--- Start of EXTRACTED ENTRIES ---
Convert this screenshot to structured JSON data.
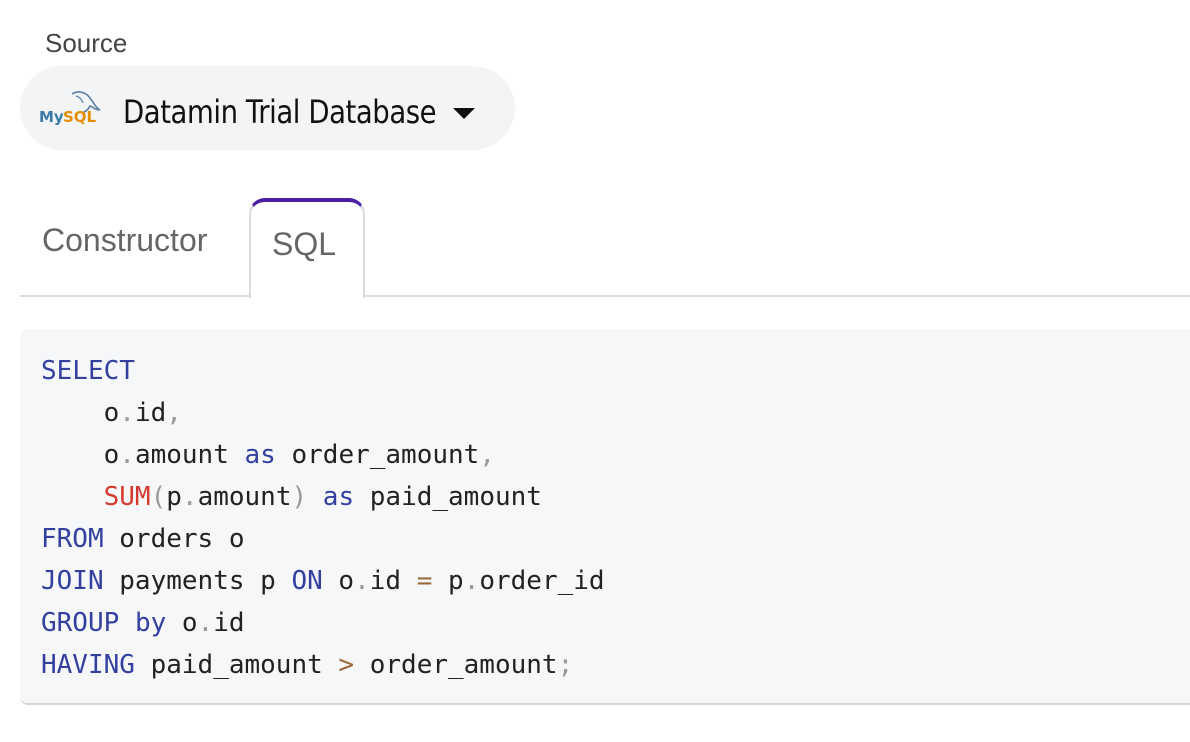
{
  "source": {
    "label": "Source",
    "selected": "Datamin Trial Database",
    "logo_text": "MySQL"
  },
  "tabs": [
    {
      "label": "Constructor",
      "active": false
    },
    {
      "label": "SQL",
      "active": true
    }
  ],
  "colors": {
    "active_tab_accent": "#4a1fa3",
    "keyword": "#3340a0",
    "function": "#d63a2e",
    "punctuation": "#999999",
    "operator": "#9a6a3a"
  },
  "sql": {
    "lines": [
      [
        {
          "t": "SELECT",
          "c": "kw"
        }
      ],
      [
        {
          "t": "    o",
          "c": "id"
        },
        {
          "t": ".",
          "c": "pn"
        },
        {
          "t": "id",
          "c": "id"
        },
        {
          "t": ",",
          "c": "pn"
        }
      ],
      [
        {
          "t": "    o",
          "c": "id"
        },
        {
          "t": ".",
          "c": "pn"
        },
        {
          "t": "amount ",
          "c": "id"
        },
        {
          "t": "as",
          "c": "kw"
        },
        {
          "t": " order_amount",
          "c": "id"
        },
        {
          "t": ",",
          "c": "pn"
        }
      ],
      [
        {
          "t": "    ",
          "c": "id"
        },
        {
          "t": "SUM",
          "c": "fn"
        },
        {
          "t": "(",
          "c": "pn"
        },
        {
          "t": "p",
          "c": "id"
        },
        {
          "t": ".",
          "c": "pn"
        },
        {
          "t": "amount",
          "c": "id"
        },
        {
          "t": ")",
          "c": "pn"
        },
        {
          "t": " ",
          "c": "id"
        },
        {
          "t": "as",
          "c": "kw"
        },
        {
          "t": " paid_amount",
          "c": "id"
        }
      ],
      [
        {
          "t": "FROM",
          "c": "kw"
        },
        {
          "t": " orders o",
          "c": "id"
        }
      ],
      [
        {
          "t": "JOIN",
          "c": "kw"
        },
        {
          "t": " payments p ",
          "c": "id"
        },
        {
          "t": "ON",
          "c": "kw"
        },
        {
          "t": " o",
          "c": "id"
        },
        {
          "t": ".",
          "c": "pn"
        },
        {
          "t": "id ",
          "c": "id"
        },
        {
          "t": "=",
          "c": "op"
        },
        {
          "t": " p",
          "c": "id"
        },
        {
          "t": ".",
          "c": "pn"
        },
        {
          "t": "order_id",
          "c": "id"
        }
      ],
      [
        {
          "t": "GROUP",
          "c": "kw"
        },
        {
          "t": " ",
          "c": "id"
        },
        {
          "t": "by",
          "c": "kw"
        },
        {
          "t": " o",
          "c": "id"
        },
        {
          "t": ".",
          "c": "pn"
        },
        {
          "t": "id",
          "c": "id"
        }
      ],
      [
        {
          "t": "HAVING",
          "c": "kw"
        },
        {
          "t": " paid_amount ",
          "c": "id"
        },
        {
          "t": ">",
          "c": "op"
        },
        {
          "t": " order_amount",
          "c": "id"
        },
        {
          "t": ";",
          "c": "pn"
        }
      ]
    ]
  }
}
--- End of EXTRACTED ENTRIES ---
TASK DESCRIPTION -
Review the material and copy each line in which the word "label" appears.

TASK RESULT -
    "label": "Source",
      "label": "Constructor",
      "label": "SQL",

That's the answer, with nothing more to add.